··· Items

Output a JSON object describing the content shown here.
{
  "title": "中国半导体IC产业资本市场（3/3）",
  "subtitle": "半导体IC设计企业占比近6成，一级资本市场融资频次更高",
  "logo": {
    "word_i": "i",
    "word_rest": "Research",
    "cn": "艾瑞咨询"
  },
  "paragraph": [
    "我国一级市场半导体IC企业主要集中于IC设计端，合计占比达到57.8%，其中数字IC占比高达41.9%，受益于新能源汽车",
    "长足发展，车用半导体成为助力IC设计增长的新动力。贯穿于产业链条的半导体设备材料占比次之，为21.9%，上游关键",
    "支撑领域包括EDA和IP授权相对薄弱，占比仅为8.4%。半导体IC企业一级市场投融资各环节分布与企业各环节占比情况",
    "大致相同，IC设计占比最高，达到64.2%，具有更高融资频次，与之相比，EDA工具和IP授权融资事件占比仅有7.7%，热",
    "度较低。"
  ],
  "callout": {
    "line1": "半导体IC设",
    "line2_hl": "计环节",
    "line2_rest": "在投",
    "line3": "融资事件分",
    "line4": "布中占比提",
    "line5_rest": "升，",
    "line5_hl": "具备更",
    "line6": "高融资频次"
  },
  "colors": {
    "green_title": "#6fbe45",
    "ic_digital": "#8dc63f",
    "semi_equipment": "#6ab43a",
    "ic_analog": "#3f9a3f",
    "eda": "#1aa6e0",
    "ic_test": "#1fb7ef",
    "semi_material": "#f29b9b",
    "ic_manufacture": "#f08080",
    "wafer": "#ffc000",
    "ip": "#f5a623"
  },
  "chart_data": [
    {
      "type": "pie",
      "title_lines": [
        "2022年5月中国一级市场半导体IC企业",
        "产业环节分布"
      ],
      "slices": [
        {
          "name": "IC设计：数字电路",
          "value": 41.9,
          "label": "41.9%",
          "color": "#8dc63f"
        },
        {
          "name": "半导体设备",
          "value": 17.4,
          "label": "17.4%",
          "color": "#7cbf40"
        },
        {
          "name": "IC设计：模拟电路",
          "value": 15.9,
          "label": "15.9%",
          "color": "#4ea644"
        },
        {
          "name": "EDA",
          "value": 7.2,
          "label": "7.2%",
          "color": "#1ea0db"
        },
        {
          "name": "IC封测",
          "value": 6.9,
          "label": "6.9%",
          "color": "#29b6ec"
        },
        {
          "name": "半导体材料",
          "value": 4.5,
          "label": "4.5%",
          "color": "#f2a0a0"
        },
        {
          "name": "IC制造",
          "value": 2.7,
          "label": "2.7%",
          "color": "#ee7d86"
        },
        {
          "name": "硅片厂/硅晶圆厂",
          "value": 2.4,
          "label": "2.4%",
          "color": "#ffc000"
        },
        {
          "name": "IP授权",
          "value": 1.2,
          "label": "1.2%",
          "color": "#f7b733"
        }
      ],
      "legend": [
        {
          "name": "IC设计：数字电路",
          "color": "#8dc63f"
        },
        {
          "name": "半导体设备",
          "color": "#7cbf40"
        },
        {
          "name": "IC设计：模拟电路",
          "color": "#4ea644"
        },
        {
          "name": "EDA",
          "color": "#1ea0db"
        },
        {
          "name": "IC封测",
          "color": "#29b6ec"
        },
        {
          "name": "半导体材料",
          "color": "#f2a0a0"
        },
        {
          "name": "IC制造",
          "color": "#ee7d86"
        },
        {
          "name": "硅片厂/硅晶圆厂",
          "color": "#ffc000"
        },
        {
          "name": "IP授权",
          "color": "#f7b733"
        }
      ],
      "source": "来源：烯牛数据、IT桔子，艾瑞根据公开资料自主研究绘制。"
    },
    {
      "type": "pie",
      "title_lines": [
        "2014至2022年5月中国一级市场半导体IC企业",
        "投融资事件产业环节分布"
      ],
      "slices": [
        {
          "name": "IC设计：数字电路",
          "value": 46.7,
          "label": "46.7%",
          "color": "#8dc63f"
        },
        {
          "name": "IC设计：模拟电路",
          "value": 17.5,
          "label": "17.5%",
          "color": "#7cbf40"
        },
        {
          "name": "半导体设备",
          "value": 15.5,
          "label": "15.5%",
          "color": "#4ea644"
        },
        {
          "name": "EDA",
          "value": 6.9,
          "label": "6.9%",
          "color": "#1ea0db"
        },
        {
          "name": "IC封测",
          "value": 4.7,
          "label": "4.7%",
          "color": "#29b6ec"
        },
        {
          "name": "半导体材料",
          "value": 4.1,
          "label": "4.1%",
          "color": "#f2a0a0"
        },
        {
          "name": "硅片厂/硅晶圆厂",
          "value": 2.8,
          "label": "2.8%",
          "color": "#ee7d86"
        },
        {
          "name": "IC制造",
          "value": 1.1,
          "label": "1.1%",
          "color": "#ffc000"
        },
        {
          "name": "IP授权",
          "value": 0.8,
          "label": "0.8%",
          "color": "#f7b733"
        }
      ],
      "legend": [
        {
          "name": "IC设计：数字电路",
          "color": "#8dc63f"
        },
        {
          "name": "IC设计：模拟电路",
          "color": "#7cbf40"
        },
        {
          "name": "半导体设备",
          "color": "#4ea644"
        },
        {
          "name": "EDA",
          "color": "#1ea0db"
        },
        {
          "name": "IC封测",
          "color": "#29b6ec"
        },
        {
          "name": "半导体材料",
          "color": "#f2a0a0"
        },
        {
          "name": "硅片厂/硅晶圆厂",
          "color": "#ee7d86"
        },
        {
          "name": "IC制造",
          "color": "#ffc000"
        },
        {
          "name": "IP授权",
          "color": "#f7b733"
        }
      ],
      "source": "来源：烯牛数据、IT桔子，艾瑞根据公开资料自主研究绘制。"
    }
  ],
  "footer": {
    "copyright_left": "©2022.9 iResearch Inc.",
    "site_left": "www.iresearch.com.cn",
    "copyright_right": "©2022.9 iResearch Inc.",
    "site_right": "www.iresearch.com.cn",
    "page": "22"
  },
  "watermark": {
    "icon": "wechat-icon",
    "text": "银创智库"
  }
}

······

--- What to do ---
Each line in the material above must be retyped without alteration.

--- Complete response ---
Output a JSON object describing the content shown here.
{
  "title": "中国半导体IC产业资本市场（3/3）",
  "subtitle": "半导体IC设计企业占比近6成，一级资本市场融资频次更高",
  "logo": {
    "word_i": "i",
    "word_rest": "Research",
    "cn": "艾瑞咨询"
  },
  "paragraph": [
    "我国一级市场半导体IC企业主要集中于IC设计端，合计占比达到57.8%，其中数字IC占比高达41.9%，受益于新能源汽车",
    "长足发展，车用半导体成为助力IC设计增长的新动力。贯穿于产业链条的半导体设备材料占比次之，为21.9%，上游关键",
    "支撑领域包括EDA和IP授权相对薄弱，占比仅为8.4%。半导体IC企业一级市场投融资各环节分布与企业各环节占比情况",
    "大致相同，IC设计占比最高，达到64.2%，具有更高融资频次，与之相比，EDA工具和IP授权融资事件占比仅有7.7%，热",
    "度较低。"
  ],
  "callout": {
    "line1": "半导体IC设",
    "line2_hl": "计环节",
    "line2_rest": "在投",
    "line3": "融资事件分",
    "line4": "布中占比提",
    "line5_rest": "升，",
    "line5_hl": "具备更",
    "line6": "高融资频次"
  },
  "colors": {
    "green_title": "#6fbe45",
    "ic_digital": "#8dc63f",
    "semi_equipment": "#6ab43a",
    "ic_analog": "#3f9a3f",
    "eda": "#1aa6e0",
    "ic_test": "#1fb7ef",
    "semi_material": "#f29b9b",
    "ic_manufacture": "#f08080",
    "wafer": "#ffc000",
    "ip": "#f5a623"
  },
  "chart_data": [
    {
      "type": "pie",
      "title_lines": [
        "2022年5月中国一级市场半导体IC企业",
        "产业环节分布"
      ],
      "slices": [
        {
          "name": "IC设计：数字电路",
          "value": 41.9,
          "label": "41.9%",
          "color": "#8dc63f"
        },
        {
          "name": "半导体设备",
          "value": 17.4,
          "label": "17.4%",
          "color": "#7cbf40"
        },
        {
          "name": "IC设计：模拟电路",
          "value": 15.9,
          "label": "15.9%",
          "color": "#4ea644"
        },
        {
          "name": "EDA",
          "value": 7.2,
          "label": "7.2%",
          "color": "#1ea0db"
        },
        {
          "name": "IC封测",
          "value": 6.9,
          "label": "6.9%",
          "color": "#29b6ec"
        },
        {
          "name": "半导体材料",
          "value": 4.5,
          "label": "4.5%",
          "color": "#f2a0a0"
        },
        {
          "name": "IC制造",
          "value": 2.7,
          "label": "2.7%",
          "color": "#ee7d86"
        },
        {
          "name": "硅片厂/硅晶圆厂",
          "value": 2.4,
          "label": "2.4%",
          "color": "#ffc000"
        },
        {
          "name": "IP授权",
          "value": 1.2,
          "label": "1.2%",
          "color": "#f7b733"
        }
      ],
      "legend": [
        {
          "name": "IC设计：数字电路",
          "color": "#8dc63f"
        },
        {
          "name": "半导体设备",
          "color": "#7cbf40"
        },
        {
          "name": "IC设计：模拟电路",
          "color": "#4ea644"
        },
        {
          "name": "EDA",
          "color": "#1ea0db"
        },
        {
          "name": "IC封测",
          "color": "#29b6ec"
        },
        {
          "name": "半导体材料",
          "color": "#f2a0a0"
        },
        {
          "name": "IC制造",
          "color": "#ee7d86"
        },
        {
          "name": "硅片厂/硅晶圆厂",
          "color": "#ffc000"
        },
        {
          "name": "IP授权",
          "color": "#f7b733"
        }
      ],
      "source": "来源：烯牛数据、IT桔子，艾瑞根据公开资料自主研究绘制。"
    },
    {
      "type": "pie",
      "title_lines": [
        "2014至2022年5月中国一级市场半导体IC企业",
        "投融资事件产业环节分布"
      ],
      "slices": [
        {
          "name": "IC设计：数字电路",
          "value": 46.7,
          "label": "46.7%",
          "color": "#8dc63f"
        },
        {
          "name": "IC设计：模拟电路",
          "value": 17.5,
          "label": "17.5%",
          "color": "#7cbf40"
        },
        {
          "name": "半导体设备",
          "value": 15.5,
          "label": "15.5%",
          "color": "#4ea644"
        },
        {
          "name": "EDA",
          "value": 6.9,
          "label": "6.9%",
          "color": "#1ea0db"
        },
        {
          "name": "IC封测",
          "value": 4.7,
          "label": "4.7%",
          "color": "#29b6ec"
        },
        {
          "name": "半导体材料",
          "value": 4.1,
          "label": "4.1%",
          "color": "#f2a0a0"
        },
        {
          "name": "硅片厂/硅晶圆厂",
          "value": 2.8,
          "label": "2.8%",
          "color": "#ee7d86"
        },
        {
          "name": "IC制造",
          "value": 1.1,
          "label": "1.1%",
          "color": "#ffc000"
        },
        {
          "name": "IP授权",
          "value": 0.8,
          "label": "0.8%",
          "color": "#f7b733"
        }
      ],
      "legend": [
        {
          "name": "IC设计：数字电路",
          "color": "#8dc63f"
        },
        {
          "name": "IC设计：模拟电路",
          "color": "#7cbf40"
        },
        {
          "name": "半导体设备",
          "color": "#4ea644"
        },
        {
          "name": "EDA",
          "color": "#1ea0db"
        },
        {
          "name": "IC封测",
          "color": "#29b6ec"
        },
        {
          "name": "半导体材料",
          "color": "#f2a0a0"
        },
        {
          "name": "硅片厂/硅晶圆厂",
          "color": "#ee7d86"
        },
        {
          "name": "IC制造",
          "color": "#ffc000"
        },
        {
          "name": "IP授权",
          "color": "#f7b733"
        }
      ],
      "source": "来源：烯牛数据、IT桔子，艾瑞根据公开资料自主研究绘制。"
    }
  ],
  "footer": {
    "copyright_left": "©2022.9 iResearch Inc.",
    "site_left": "www.iresearch.com.cn",
    "copyright_right": "©2022.9 iResearch Inc.",
    "site_right": "www.iresearch.com.cn",
    "page": "22"
  },
  "watermark": {
    "icon": "wechat-icon",
    "text": "银创智库"
  }
}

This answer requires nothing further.